EXERCISE DIRECTIONS => Retype the whole listing, please, keeping every line exact and dropping the pictures.

* BEGIN AVAILABLE DATA *

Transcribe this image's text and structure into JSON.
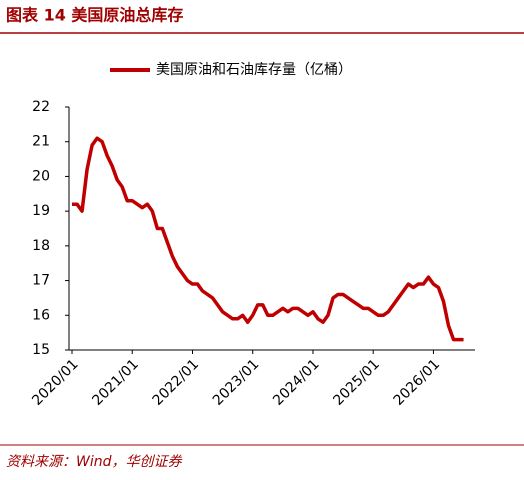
{
  "chart_data": {
    "type": "line",
    "title": "图表 14 美国原油总库存",
    "source": "资料来源：Wind，华创证券",
    "x": [
      "2020/01",
      "2020/02",
      "2020/03",
      "2020/04",
      "2020/05",
      "2020/06",
      "2020/07",
      "2020/08",
      "2020/09",
      "2020/10",
      "2020/11",
      "2020/12",
      "2021/01",
      "2021/02",
      "2021/03",
      "2021/04",
      "2021/05",
      "2021/06",
      "2021/07",
      "2021/08",
      "2021/09",
      "2021/10",
      "2021/11",
      "2021/12",
      "2022/01",
      "2022/02",
      "2022/03",
      "2022/04",
      "2022/05",
      "2022/06",
      "2022/07",
      "2022/08",
      "2022/09",
      "2022/10",
      "2022/11",
      "2022/12",
      "2023/01",
      "2023/02",
      "2023/03",
      "2023/04",
      "2023/05",
      "2023/06",
      "2023/07",
      "2023/08",
      "2023/09",
      "2023/10",
      "2023/11",
      "2023/12",
      "2024/01",
      "2024/02",
      "2024/03",
      "2024/04",
      "2024/05",
      "2024/06",
      "2024/07",
      "2024/08",
      "2024/09",
      "2024/10",
      "2024/11",
      "2024/12",
      "2025/01",
      "2025/02",
      "2025/03",
      "2025/04",
      "2025/05",
      "2025/06",
      "2025/07",
      "2025/08",
      "2025/09",
      "2025/10",
      "2025/11",
      "2025/12",
      "2026/01",
      "2026/02",
      "2026/03",
      "2026/04",
      "2026/05",
      "2026/06",
      "2026/07"
    ],
    "series": [
      {
        "name": "美国原油和石油库存量（亿桶）",
        "color": "#c00000",
        "values": [
          19.2,
          19.2,
          19.0,
          20.2,
          20.9,
          21.1,
          21.0,
          20.6,
          20.3,
          19.9,
          19.7,
          19.3,
          19.3,
          19.2,
          19.1,
          19.2,
          19.0,
          18.5,
          18.5,
          18.1,
          17.7,
          17.4,
          17.2,
          17.0,
          16.9,
          16.9,
          16.7,
          16.6,
          16.5,
          16.3,
          16.1,
          16.0,
          15.9,
          15.9,
          16.0,
          15.8,
          16.0,
          16.3,
          16.3,
          16.0,
          16.0,
          16.1,
          16.2,
          16.1,
          16.2,
          16.2,
          16.1,
          16.0,
          16.1,
          15.9,
          15.8,
          16.0,
          16.5,
          16.6,
          16.6,
          16.5,
          16.4,
          16.3,
          16.2,
          16.2,
          16.1,
          16.0,
          16.0,
          16.1,
          16.3,
          16.5,
          16.7,
          16.9,
          16.8,
          16.9,
          16.9,
          17.1,
          16.9,
          16.8,
          16.4,
          15.7,
          15.3,
          15.3,
          15.3
        ]
      }
    ],
    "xticks": [
      "2020/01",
      "2021/01",
      "2022/01",
      "2023/01",
      "2024/01",
      "2025/01",
      "2026/01"
    ],
    "ylim": [
      15,
      22
    ],
    "yticks": [
      15,
      16,
      17,
      18,
      19,
      20,
      21,
      22
    ]
  }
}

* END AVAILABLE DATA *

SOLUTION FOR THIS EXERCISE =>
Transcribe this image's text and structure into JSON.
{
  "chart_data": {
    "type": "line",
    "title": "图表 14 美国原油总库存",
    "source": "资料来源：Wind，华创证券",
    "x": [
      "2020/01",
      "2020/02",
      "2020/03",
      "2020/04",
      "2020/05",
      "2020/06",
      "2020/07",
      "2020/08",
      "2020/09",
      "2020/10",
      "2020/11",
      "2020/12",
      "2021/01",
      "2021/02",
      "2021/03",
      "2021/04",
      "2021/05",
      "2021/06",
      "2021/07",
      "2021/08",
      "2021/09",
      "2021/10",
      "2021/11",
      "2021/12",
      "2022/01",
      "2022/02",
      "2022/03",
      "2022/04",
      "2022/05",
      "2022/06",
      "2022/07",
      "2022/08",
      "2022/09",
      "2022/10",
      "2022/11",
      "2022/12",
      "2023/01",
      "2023/02",
      "2023/03",
      "2023/04",
      "2023/05",
      "2023/06",
      "2023/07",
      "2023/08",
      "2023/09",
      "2023/10",
      "2023/11",
      "2023/12",
      "2024/01",
      "2024/02",
      "2024/03",
      "2024/04",
      "2024/05",
      "2024/06",
      "2024/07",
      "2024/08",
      "2024/09",
      "2024/10",
      "2024/11",
      "2024/12",
      "2025/01",
      "2025/02",
      "2025/03",
      "2025/04",
      "2025/05",
      "2025/06",
      "2025/07",
      "2025/08",
      "2025/09",
      "2025/10",
      "2025/11",
      "2025/12",
      "2026/01",
      "2026/02",
      "2026/03",
      "2026/04",
      "2026/05",
      "2026/06",
      "2026/07"
    ],
    "series": [
      {
        "name": "美国原油和石油库存量（亿桶）",
        "color": "#c00000",
        "values": [
          19.2,
          19.2,
          19.0,
          20.2,
          20.9,
          21.1,
          21.0,
          20.6,
          20.3,
          19.9,
          19.7,
          19.3,
          19.3,
          19.2,
          19.1,
          19.2,
          19.0,
          18.5,
          18.5,
          18.1,
          17.7,
          17.4,
          17.2,
          17.0,
          16.9,
          16.9,
          16.7,
          16.6,
          16.5,
          16.3,
          16.1,
          16.0,
          15.9,
          15.9,
          16.0,
          15.8,
          16.0,
          16.3,
          16.3,
          16.0,
          16.0,
          16.1,
          16.2,
          16.1,
          16.2,
          16.2,
          16.1,
          16.0,
          16.1,
          15.9,
          15.8,
          16.0,
          16.5,
          16.6,
          16.6,
          16.5,
          16.4,
          16.3,
          16.2,
          16.2,
          16.1,
          16.0,
          16.0,
          16.1,
          16.3,
          16.5,
          16.7,
          16.9,
          16.8,
          16.9,
          16.9,
          17.1,
          16.9,
          16.8,
          16.4,
          15.7,
          15.3,
          15.3,
          15.3
        ]
      }
    ],
    "xticks": [
      "2020/01",
      "2021/01",
      "2022/01",
      "2023/01",
      "2024/01",
      "2025/01",
      "2026/01"
    ],
    "ylim": [
      15,
      22
    ],
    "yticks": [
      15,
      16,
      17,
      18,
      19,
      20,
      21,
      22
    ]
  }
}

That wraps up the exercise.